** START OF Records provided **

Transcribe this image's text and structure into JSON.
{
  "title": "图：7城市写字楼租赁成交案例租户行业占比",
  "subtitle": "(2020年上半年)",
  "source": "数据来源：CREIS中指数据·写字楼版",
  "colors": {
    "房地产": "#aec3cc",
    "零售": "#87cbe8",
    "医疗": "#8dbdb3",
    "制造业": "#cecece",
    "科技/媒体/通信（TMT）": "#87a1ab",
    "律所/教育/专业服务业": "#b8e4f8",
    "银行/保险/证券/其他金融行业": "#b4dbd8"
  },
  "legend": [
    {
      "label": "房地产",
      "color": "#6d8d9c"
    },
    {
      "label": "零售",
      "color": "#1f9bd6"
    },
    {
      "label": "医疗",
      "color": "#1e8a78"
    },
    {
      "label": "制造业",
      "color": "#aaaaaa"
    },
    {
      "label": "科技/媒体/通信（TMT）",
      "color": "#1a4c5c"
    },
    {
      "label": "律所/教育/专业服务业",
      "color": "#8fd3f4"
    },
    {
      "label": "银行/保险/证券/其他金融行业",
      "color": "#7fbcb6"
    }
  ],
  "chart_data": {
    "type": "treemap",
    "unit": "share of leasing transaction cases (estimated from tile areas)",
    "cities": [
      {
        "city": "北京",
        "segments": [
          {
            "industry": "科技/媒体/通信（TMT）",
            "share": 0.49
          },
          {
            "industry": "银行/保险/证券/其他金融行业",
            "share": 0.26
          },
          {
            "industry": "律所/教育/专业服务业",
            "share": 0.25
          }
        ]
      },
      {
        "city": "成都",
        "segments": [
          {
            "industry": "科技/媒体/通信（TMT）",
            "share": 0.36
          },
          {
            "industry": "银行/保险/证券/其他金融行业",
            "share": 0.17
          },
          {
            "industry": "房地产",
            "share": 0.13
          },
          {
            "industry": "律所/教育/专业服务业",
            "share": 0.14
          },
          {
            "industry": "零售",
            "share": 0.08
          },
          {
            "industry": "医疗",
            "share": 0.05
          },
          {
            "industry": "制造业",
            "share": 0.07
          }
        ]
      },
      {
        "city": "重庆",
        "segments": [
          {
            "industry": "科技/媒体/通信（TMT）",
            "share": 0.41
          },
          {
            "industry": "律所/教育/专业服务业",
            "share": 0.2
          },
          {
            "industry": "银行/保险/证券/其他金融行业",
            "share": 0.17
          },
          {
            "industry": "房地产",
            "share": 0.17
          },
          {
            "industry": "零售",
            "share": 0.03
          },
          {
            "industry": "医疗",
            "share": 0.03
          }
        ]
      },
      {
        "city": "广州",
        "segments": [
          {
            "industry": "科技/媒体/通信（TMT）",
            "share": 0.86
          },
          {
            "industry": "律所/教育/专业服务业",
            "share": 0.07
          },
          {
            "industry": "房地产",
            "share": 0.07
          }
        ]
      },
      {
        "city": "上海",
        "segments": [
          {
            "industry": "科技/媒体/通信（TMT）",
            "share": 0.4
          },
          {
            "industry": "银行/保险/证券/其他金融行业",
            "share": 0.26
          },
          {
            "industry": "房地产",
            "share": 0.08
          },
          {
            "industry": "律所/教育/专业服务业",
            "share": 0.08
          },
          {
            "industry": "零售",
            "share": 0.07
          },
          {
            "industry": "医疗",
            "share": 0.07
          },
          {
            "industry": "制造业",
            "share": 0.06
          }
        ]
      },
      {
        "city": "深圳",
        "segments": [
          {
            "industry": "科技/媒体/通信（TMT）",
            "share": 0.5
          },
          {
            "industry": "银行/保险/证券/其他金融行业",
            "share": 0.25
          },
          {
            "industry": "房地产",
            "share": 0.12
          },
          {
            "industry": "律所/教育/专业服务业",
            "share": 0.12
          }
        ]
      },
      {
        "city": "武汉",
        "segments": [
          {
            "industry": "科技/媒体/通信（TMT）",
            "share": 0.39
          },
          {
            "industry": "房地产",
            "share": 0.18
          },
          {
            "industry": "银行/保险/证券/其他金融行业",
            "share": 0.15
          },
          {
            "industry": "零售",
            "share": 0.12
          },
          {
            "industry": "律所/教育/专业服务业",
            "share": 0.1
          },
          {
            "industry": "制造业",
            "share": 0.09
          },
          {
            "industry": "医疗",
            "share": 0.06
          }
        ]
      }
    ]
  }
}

** END OF Records provided **

» What the task requires: State how many lines of the listing above include the word "city". Give nothing but the number.

» Finished exercise: 7